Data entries
+---+

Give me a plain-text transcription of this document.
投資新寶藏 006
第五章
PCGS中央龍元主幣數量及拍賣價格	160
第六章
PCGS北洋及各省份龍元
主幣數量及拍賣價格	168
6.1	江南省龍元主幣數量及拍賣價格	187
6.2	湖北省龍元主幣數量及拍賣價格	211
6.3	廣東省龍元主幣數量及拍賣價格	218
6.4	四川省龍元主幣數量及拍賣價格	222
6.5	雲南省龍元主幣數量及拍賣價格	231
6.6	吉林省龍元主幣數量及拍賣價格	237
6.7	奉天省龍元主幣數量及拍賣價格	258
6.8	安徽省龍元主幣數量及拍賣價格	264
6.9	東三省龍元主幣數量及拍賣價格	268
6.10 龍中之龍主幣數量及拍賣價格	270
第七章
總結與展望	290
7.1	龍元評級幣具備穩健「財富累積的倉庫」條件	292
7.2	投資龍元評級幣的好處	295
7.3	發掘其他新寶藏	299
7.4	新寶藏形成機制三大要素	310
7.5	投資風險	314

+---+

■ Required task ■
Using the data above, return each line exactly as written.

■ Result of this exercise ■
Give me a plain-text transcription of this document.
投資新寶藏 006
第五章
PCGS中央龍元主幣數量及拍賣價格	160
第六章
PCGS北洋及各省份龍元
主幣數量及拍賣價格	168
6.1	江南省龍元主幣數量及拍賣價格	187
6.2	湖北省龍元主幣數量及拍賣價格	211
6.3	廣東省龍元主幣數量及拍賣價格	218
6.4	四川省龍元主幣數量及拍賣價格	222
6.5	雲南省龍元主幣數量及拍賣價格	231
6.6	吉林省龍元主幣數量及拍賣價格	237
6.7	奉天省龍元主幣數量及拍賣價格	258
6.8	安徽省龍元主幣數量及拍賣價格	264
6.9	東三省龍元主幣數量及拍賣價格	268
6.10 龍中之龍主幣數量及拍賣價格	270
第七章
總結與展望	290
7.1	龍元評級幣具備穩健「財富累積的倉庫」條件	292
7.2	投資龍元評級幣的好處	295
7.3	發掘其他新寶藏	299
7.4	新寶藏形成機制三大要素	310
7.5	投資風險	314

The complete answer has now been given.